[A block of data]

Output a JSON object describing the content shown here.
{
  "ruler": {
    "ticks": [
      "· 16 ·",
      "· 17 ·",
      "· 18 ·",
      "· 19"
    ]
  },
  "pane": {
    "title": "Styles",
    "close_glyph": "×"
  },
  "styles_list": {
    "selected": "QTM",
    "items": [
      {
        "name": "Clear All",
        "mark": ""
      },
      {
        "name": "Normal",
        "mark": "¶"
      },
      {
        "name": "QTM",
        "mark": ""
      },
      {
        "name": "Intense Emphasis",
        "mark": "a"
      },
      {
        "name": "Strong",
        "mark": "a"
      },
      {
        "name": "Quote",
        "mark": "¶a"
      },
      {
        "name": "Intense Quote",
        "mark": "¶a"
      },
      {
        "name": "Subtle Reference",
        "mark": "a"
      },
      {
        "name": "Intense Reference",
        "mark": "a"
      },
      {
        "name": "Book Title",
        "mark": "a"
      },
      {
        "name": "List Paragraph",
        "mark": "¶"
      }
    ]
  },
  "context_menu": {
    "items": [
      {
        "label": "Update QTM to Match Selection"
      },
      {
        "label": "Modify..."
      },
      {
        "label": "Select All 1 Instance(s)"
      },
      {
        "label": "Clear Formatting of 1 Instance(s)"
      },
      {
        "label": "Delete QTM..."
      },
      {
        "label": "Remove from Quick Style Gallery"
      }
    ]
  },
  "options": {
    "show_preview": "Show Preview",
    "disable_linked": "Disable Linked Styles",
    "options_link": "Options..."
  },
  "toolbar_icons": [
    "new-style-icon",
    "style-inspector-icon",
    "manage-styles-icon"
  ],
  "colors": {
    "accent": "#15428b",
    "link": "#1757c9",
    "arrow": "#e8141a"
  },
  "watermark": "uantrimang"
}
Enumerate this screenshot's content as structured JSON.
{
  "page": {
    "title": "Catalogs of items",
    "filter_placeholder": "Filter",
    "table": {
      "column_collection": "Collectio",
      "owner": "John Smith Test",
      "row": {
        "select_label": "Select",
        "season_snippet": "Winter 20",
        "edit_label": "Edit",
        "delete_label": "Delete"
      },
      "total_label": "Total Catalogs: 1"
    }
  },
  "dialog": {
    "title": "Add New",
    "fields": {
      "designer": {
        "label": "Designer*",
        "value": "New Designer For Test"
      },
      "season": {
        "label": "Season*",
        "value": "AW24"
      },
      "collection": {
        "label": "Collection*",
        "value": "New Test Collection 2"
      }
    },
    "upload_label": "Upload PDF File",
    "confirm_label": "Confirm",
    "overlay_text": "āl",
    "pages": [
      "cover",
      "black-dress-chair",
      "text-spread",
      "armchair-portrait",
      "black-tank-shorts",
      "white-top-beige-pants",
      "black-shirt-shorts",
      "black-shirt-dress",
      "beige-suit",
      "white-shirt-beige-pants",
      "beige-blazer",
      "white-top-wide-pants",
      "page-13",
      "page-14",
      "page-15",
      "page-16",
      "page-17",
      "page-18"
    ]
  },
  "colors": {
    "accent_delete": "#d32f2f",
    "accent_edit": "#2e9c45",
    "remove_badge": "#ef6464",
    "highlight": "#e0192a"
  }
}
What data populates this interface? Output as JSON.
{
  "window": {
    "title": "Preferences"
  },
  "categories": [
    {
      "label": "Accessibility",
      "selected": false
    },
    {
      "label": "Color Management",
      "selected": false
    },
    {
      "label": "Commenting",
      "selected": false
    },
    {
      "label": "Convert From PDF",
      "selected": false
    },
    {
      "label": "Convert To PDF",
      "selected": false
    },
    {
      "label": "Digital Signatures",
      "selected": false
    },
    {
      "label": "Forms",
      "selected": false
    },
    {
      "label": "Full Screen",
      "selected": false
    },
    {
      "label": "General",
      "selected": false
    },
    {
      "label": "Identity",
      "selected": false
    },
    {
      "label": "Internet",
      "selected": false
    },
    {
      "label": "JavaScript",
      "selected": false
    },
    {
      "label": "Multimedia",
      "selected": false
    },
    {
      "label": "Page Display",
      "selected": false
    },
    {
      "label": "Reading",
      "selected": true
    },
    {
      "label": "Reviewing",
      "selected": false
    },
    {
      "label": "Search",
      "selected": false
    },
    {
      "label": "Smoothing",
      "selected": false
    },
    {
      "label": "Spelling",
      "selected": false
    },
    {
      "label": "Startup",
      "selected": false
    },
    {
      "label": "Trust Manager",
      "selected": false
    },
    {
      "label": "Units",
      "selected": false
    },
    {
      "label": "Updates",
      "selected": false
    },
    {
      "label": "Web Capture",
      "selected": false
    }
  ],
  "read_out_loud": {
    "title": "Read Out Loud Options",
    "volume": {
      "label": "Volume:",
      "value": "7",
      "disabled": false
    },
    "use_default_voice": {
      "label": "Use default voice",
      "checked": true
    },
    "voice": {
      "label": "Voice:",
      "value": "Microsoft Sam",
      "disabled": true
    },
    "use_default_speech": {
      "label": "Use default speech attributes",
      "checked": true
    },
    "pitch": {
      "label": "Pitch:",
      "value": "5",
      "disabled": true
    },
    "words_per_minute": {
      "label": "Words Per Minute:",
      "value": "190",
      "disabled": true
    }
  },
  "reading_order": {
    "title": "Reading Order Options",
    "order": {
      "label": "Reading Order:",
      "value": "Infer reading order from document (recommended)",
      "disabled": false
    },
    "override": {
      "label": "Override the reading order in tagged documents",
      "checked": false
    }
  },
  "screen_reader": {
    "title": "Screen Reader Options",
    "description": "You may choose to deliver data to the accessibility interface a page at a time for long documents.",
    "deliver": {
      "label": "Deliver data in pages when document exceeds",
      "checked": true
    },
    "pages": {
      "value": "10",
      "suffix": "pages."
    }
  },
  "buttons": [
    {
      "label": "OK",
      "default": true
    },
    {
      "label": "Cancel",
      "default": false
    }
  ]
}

§ **Given request**
Can you restate every record above word for word?

§ **Answer to the problem**
Output a JSON object describing the content shown here.
{
  "ruler": {
    "ticks": [
      "· 16 ·",
      "· 17 ·",
      "· 18 ·",
      "· 19"
    ]
  },
  "pane": {
    "title": "Styles",
    "close_glyph": "×"
  },
  "styles_list": {
    "selected": "QTM",
    "items": [
      {
        "name": "Clear All",
        "mark": ""
      },
      {
        "name": "Normal",
        "mark": "¶"
      },
      {
        "name": "QTM",
        "mark": ""
      },
      {
        "name": "Intense Emphasis",
        "mark": "a"
      },
      {
        "name": "Strong",
        "mark": "a"
      },
      {
        "name": "Quote",
        "mark": "¶a"
      },
      {
        "name": "Intense Quote",
        "mark": "¶a"
      },
      {
        "name": "Subtle Reference",
        "mark": "a"
      },
      {
        "name": "Intense Reference",
        "mark": "a"
      },
      {
        "name": "Book Title",
        "mark": "a"
      },
      {
        "name": "List Paragraph",
        "mark": "¶"
      }
    ]
  },
  "context_menu": {
    "items": [
      {
        "label": "Update QTM to Match Selection"
      },
      {
        "label": "Modify..."
      },
      {
        "label": "Select All 1 Instance(s)"
      },
      {
        "label": "Clear Formatting of 1 Instance(s)"
      },
      {
        "label": "Delete QTM..."
      },
      {
        "label": "Remove from Quick Style Gallery"
      }
    ]
  },
  "options": {
    "show_preview": "Show Preview",
    "disable_linked": "Disable Linked Styles",
    "options_link": "Options..."
  },
  "toolbar_icons": [
    "new-style-icon",
    "style-inspector-icon",
    "manage-styles-icon"
  ],
  "colors": {
    "accent": "#15428b",
    "link": "#1757c9",
    "arrow": "#e8141a"
  },
  "watermark": "uantrimang"
}
Enumerate this screenshot's content as structured JSON.
{
  "page": {
    "title": "Catalogs of items",
    "filter_placeholder": "Filter",
    "table": {
      "column_collection": "Collectio",
      "owner": "John Smith Test",
      "row": {
        "select_label": "Select",
        "season_snippet": "Winter 20",
        "edit_label": "Edit",
        "delete_label": "Delete"
      },
      "total_label": "Total Catalogs: 1"
    }
  },
  "dialog": {
    "title": "Add New",
    "fields": {
      "designer": {
        "label": "Designer*",
        "value": "New Designer For Test"
      },
      "season": {
        "label": "Season*",
        "value": "AW24"
      },
      "collection": {
        "label": "Collection*",
        "value": "New Test Collection 2"
      }
    },
    "upload_label": "Upload PDF File",
    "confirm_label": "Confirm",
    "overlay_text": "āl",
    "pages": [
      "cover",
      "black-dress-chair",
      "text-spread",
      "armchair-portrait",
      "black-tank-shorts",
      "white-top-beige-pants",
      "black-shirt-shorts",
      "black-shirt-dress",
      "beige-suit",
      "white-shirt-beige-pants",
      "beige-blazer",
      "white-top-wide-pants",
      "page-13",
      "page-14",
      "page-15",
      "page-16",
      "page-17",
      "page-18"
    ]
  },
  "colors": {
    "accent_delete": "#d32f2f",
    "accent_edit": "#2e9c45",
    "remove_badge": "#ef6464",
    "highlight": "#e0192a"
  }
}
What data populates this interface? Output as JSON.
{
  "window": {
    "title": "Preferences"
  },
  "categories": [
    {
      "label": "Accessibility",
      "selected": false
    },
    {
      "label": "Color Management",
      "selected": false
    },
    {
      "label": "Commenting",
      "selected": false
    },
    {
      "label": "Convert From PDF",
      "selected": false
    },
    {
      "label": "Convert To PDF",
      "selected": false
    },
    {
      "label": "Digital Signatures",
      "selected": false
    },
    {
      "label": "Forms",
      "selected": false
    },
    {
      "label": "Full Screen",
      "selected": false
    },
    {
      "label": "General",
      "selected": false
    },
    {
      "label": "Identity",
      "selected": false
    },
    {
      "label": "Internet",
      "selected": false
    },
    {
      "label": "JavaScript",
      "selected": false
    },
    {
      "label": "Multimedia",
      "selected": false
    },
    {
      "label": "Page Display",
      "selected": false
    },
    {
      "label": "Reading",
      "selected": true
    },
    {
      "label": "Reviewing",
      "selected": false
    },
    {
      "label": "Search",
      "selected": false
    },
    {
      "label": "Smoothing",
      "selected": false
    },
    {
      "label": "Spelling",
      "selected": false
    },
    {
      "label": "Startup",
      "selected": false
    },
    {
      "label": "Trust Manager",
      "selected": false
    },
    {
      "label": "Units",
      "selected": false
    },
    {
      "label": "Updates",
      "selected": false
    },
    {
      "label": "Web Capture",
      "selected": false
    }
  ],
  "read_out_loud": {
    "title": "Read Out Loud Options",
    "volume": {
      "label": "Volume:",
      "value": "7",
      "disabled": false
    },
    "use_default_voice": {
      "label": "Use default voice",
      "checked": true
    },
    "voice": {
      "label": "Voice:",
      "value": "Microsoft Sam",
      "disabled": true
    },
    "use_default_speech": {
      "label": "Use default speech attributes",
      "checked": true
    },
    "pitch": {
      "label": "Pitch:",
      "value": "5",
      "disabled": true
    },
    "words_per_minute": {
      "label": "Words Per Minute:",
      "value": "190",
      "disabled": true
    }
  },
  "reading_order": {
    "title": "Reading Order Options",
    "order": {
      "label": "Reading Order:",
      "value": "Infer reading order from document (recommended)",
      "disabled": false
    },
    "override": {
      "label": "Override the reading order in tagged documents",
      "checked": false
    }
  },
  "screen_reader": {
    "title": "Screen Reader Options",
    "description": "You may choose to deliver data to the accessibility interface a page at a time for long documents.",
    "deliver": {
      "label": "Deliver data in pages when document exceeds",
      "checked": true
    },
    "pages": {
      "value": "10",
      "suffix": "pages."
    }
  },
  "buttons": [
    {
      "label": "OK",
      "default": true
    },
    {
      "label": "Cancel",
      "default": false
    }
  ]
}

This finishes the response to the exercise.